▸ Short exercise: Omit images. Retype all entries verbatim.

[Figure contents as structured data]
● ● ●
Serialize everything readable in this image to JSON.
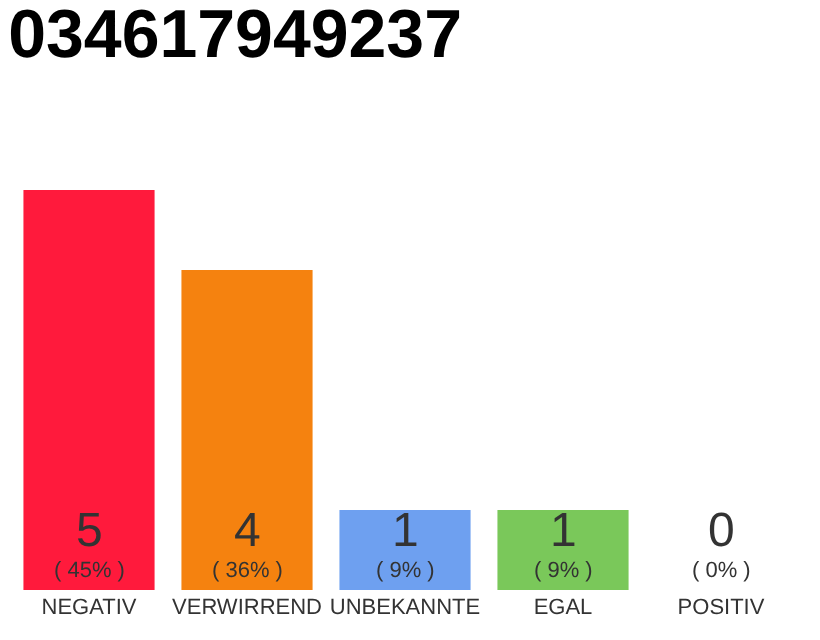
{
  "chart_data": {
    "type": "bar",
    "title": "034617949237",
    "categories": [
      "NEGATIV",
      "VERWIRREND",
      "UNBEKANNTE",
      "EGAL",
      "POSITIV"
    ],
    "values": [
      5,
      4,
      1,
      1,
      0
    ],
    "colors": [
      "#ff1a3c",
      "#f5820f",
      "#6ea0f0",
      "#7ac85a",
      "#eeeeee"
    ],
    "value_labels": [
      "5\n( 45% )",
      "4\n( 36% )",
      "1\n( 9% )",
      "1\n( 9% )",
      "0\n( 0% )"
    ],
    "legend": false
  }
}
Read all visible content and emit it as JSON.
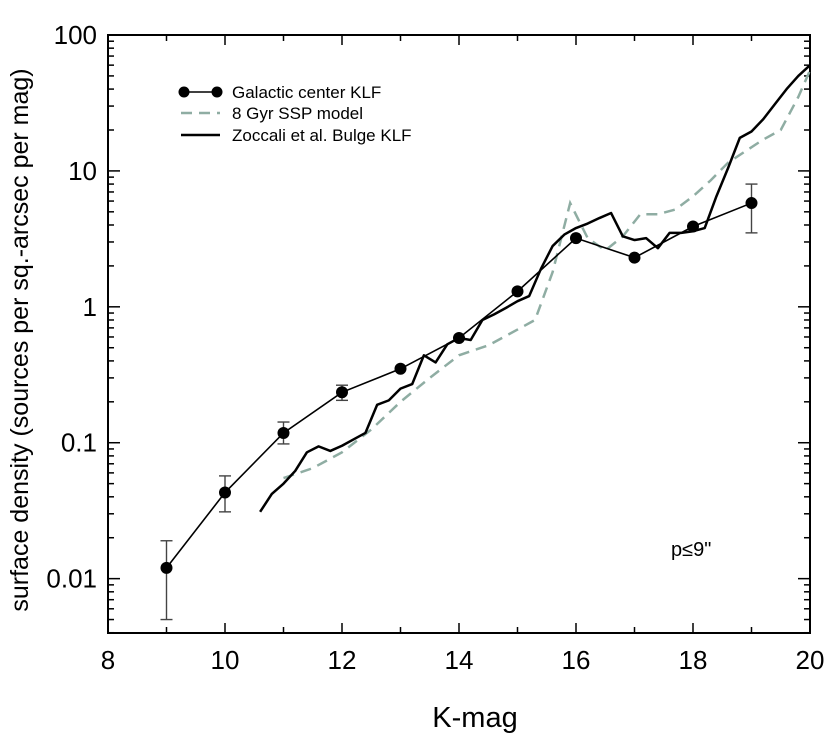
{
  "chart_data": {
    "type": "line",
    "title": "",
    "xlabel": "K-mag",
    "ylabel": "surface density (sources per sq.-arcsec per mag)",
    "xlim": [
      8,
      20
    ],
    "ylim": [
      0.004,
      100
    ],
    "yscale": "log",
    "grid": false,
    "legend_position": "top-left",
    "x_ticks": [
      8,
      10,
      12,
      14,
      16,
      18,
      20
    ],
    "x_tick_labels": [
      "8",
      "10",
      "12",
      "14",
      "16",
      "18",
      "20"
    ],
    "y_ticks": [
      0.01,
      0.1,
      1,
      10,
      100
    ],
    "y_tick_labels": [
      "0.01",
      "0.1",
      "1",
      "10",
      "100"
    ],
    "annotation": "p≤9\"",
    "series": [
      {
        "name": "Galactic center KLF",
        "style": "line-with-markers",
        "color": "#000000",
        "x": [
          9,
          10,
          11,
          12,
          13,
          14,
          15,
          16,
          17,
          18,
          19
        ],
        "y": [
          0.012,
          0.043,
          0.118,
          0.235,
          0.35,
          0.59,
          1.3,
          3.2,
          2.3,
          3.9,
          5.8
        ],
        "err_low": [
          0.005,
          0.031,
          0.098,
          0.205,
          null,
          null,
          null,
          null,
          null,
          null,
          3.5
        ],
        "err_high": [
          0.019,
          0.057,
          0.142,
          0.265,
          null,
          null,
          null,
          null,
          null,
          null,
          8.0
        ]
      },
      {
        "name": "8 Gyr SSP model",
        "style": "dashed",
        "color": "#8fada3",
        "x": [
          11.0,
          11.5,
          12.0,
          12.5,
          13.0,
          13.5,
          14.0,
          14.5,
          15.0,
          15.3,
          15.6,
          15.9,
          16.2,
          16.5,
          16.8,
          17.1,
          17.4,
          17.7,
          18.0,
          18.3,
          18.6,
          18.9,
          19.2,
          19.5,
          19.8,
          20.0
        ],
        "y": [
          0.055,
          0.065,
          0.085,
          0.125,
          0.2,
          0.3,
          0.44,
          0.52,
          0.68,
          0.8,
          1.8,
          5.8,
          3.2,
          2.6,
          3.3,
          4.8,
          4.8,
          5.2,
          6.5,
          8.5,
          11.5,
          14,
          17,
          20,
          35,
          55
        ]
      },
      {
        "name": "Zoccali et al. Bulge KLF",
        "style": "solid",
        "color": "#000000",
        "x": [
          10.6,
          10.8,
          11.0,
          11.2,
          11.4,
          11.6,
          11.8,
          12.0,
          12.2,
          12.4,
          12.6,
          12.8,
          13.0,
          13.2,
          13.4,
          13.6,
          13.8,
          14.0,
          14.2,
          14.4,
          14.6,
          14.8,
          15.0,
          15.2,
          15.4,
          15.6,
          15.8,
          16.0,
          16.2,
          16.4,
          16.6,
          16.8,
          17.0,
          17.2,
          17.4,
          17.6,
          17.8,
          18.0,
          18.2,
          18.4,
          18.6,
          18.8,
          19.0,
          19.2,
          19.4,
          19.6,
          19.8,
          20.0
        ],
        "y": [
          0.031,
          0.042,
          0.05,
          0.062,
          0.085,
          0.094,
          0.087,
          0.095,
          0.106,
          0.118,
          0.19,
          0.205,
          0.25,
          0.27,
          0.44,
          0.39,
          0.53,
          0.59,
          0.57,
          0.8,
          0.88,
          0.98,
          1.1,
          1.2,
          1.9,
          2.8,
          3.4,
          3.8,
          4.1,
          4.5,
          4.9,
          3.3,
          3.1,
          3.2,
          2.7,
          3.5,
          3.5,
          3.6,
          3.8,
          6.5,
          10.5,
          17.5,
          19.5,
          24,
          31,
          40,
          50,
          60
        ]
      }
    ]
  }
}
● ● ●
▸ Solution to this exercise:
Serialize everything readable in this image to JSON.
{
  "chart_data": {
    "type": "bar",
    "title": "034617949237",
    "categories": [
      "NEGATIV",
      "VERWIRREND",
      "UNBEKANNTE",
      "EGAL",
      "POSITIV"
    ],
    "values": [
      5,
      4,
      1,
      1,
      0
    ],
    "colors": [
      "#ff1a3c",
      "#f5820f",
      "#6ea0f0",
      "#7ac85a",
      "#eeeeee"
    ],
    "value_labels": [
      "5\n( 45% )",
      "4\n( 36% )",
      "1\n( 9% )",
      "1\n( 9% )",
      "0\n( 0% )"
    ],
    "legend": false
  }
}
Read all visible content and emit it as JSON.
{
  "chart_data": {
    "type": "line",
    "title": "",
    "xlabel": "K-mag",
    "ylabel": "surface density (sources per sq.-arcsec per mag)",
    "xlim": [
      8,
      20
    ],
    "ylim": [
      0.004,
      100
    ],
    "yscale": "log",
    "grid": false,
    "legend_position": "top-left",
    "x_ticks": [
      8,
      10,
      12,
      14,
      16,
      18,
      20
    ],
    "x_tick_labels": [
      "8",
      "10",
      "12",
      "14",
      "16",
      "18",
      "20"
    ],
    "y_ticks": [
      0.01,
      0.1,
      1,
      10,
      100
    ],
    "y_tick_labels": [
      "0.01",
      "0.1",
      "1",
      "10",
      "100"
    ],
    "annotation": "p≤9\"",
    "series": [
      {
        "name": "Galactic center KLF",
        "style": "line-with-markers",
        "color": "#000000",
        "x": [
          9,
          10,
          11,
          12,
          13,
          14,
          15,
          16,
          17,
          18,
          19
        ],
        "y": [
          0.012,
          0.043,
          0.118,
          0.235,
          0.35,
          0.59,
          1.3,
          3.2,
          2.3,
          3.9,
          5.8
        ],
        "err_low": [
          0.005,
          0.031,
          0.098,
          0.205,
          null,
          null,
          null,
          null,
          null,
          null,
          3.5
        ],
        "err_high": [
          0.019,
          0.057,
          0.142,
          0.265,
          null,
          null,
          null,
          null,
          null,
          null,
          8.0
        ]
      },
      {
        "name": "8 Gyr SSP model",
        "style": "dashed",
        "color": "#8fada3",
        "x": [
          11.0,
          11.5,
          12.0,
          12.5,
          13.0,
          13.5,
          14.0,
          14.5,
          15.0,
          15.3,
          15.6,
          15.9,
          16.2,
          16.5,
          16.8,
          17.1,
          17.4,
          17.7,
          18.0,
          18.3,
          18.6,
          18.9,
          19.2,
          19.5,
          19.8,
          20.0
        ],
        "y": [
          0.055,
          0.065,
          0.085,
          0.125,
          0.2,
          0.3,
          0.44,
          0.52,
          0.68,
          0.8,
          1.8,
          5.8,
          3.2,
          2.6,
          3.3,
          4.8,
          4.8,
          5.2,
          6.5,
          8.5,
          11.5,
          14,
          17,
          20,
          35,
          55
        ]
      },
      {
        "name": "Zoccali et al. Bulge KLF",
        "style": "solid",
        "color": "#000000",
        "x": [
          10.6,
          10.8,
          11.0,
          11.2,
          11.4,
          11.6,
          11.8,
          12.0,
          12.2,
          12.4,
          12.6,
          12.8,
          13.0,
          13.2,
          13.4,
          13.6,
          13.8,
          14.0,
          14.2,
          14.4,
          14.6,
          14.8,
          15.0,
          15.2,
          15.4,
          15.6,
          15.8,
          16.0,
          16.2,
          16.4,
          16.6,
          16.8,
          17.0,
          17.2,
          17.4,
          17.6,
          17.8,
          18.0,
          18.2,
          18.4,
          18.6,
          18.8,
          19.0,
          19.2,
          19.4,
          19.6,
          19.8,
          20.0
        ],
        "y": [
          0.031,
          0.042,
          0.05,
          0.062,
          0.085,
          0.094,
          0.087,
          0.095,
          0.106,
          0.118,
          0.19,
          0.205,
          0.25,
          0.27,
          0.44,
          0.39,
          0.53,
          0.59,
          0.57,
          0.8,
          0.88,
          0.98,
          1.1,
          1.2,
          1.9,
          2.8,
          3.4,
          3.8,
          4.1,
          4.5,
          4.9,
          3.3,
          3.1,
          3.2,
          2.7,
          3.5,
          3.5,
          3.6,
          3.8,
          6.5,
          10.5,
          17.5,
          19.5,
          24,
          31,
          40,
          50,
          60
        ]
      }
    ]
  }
}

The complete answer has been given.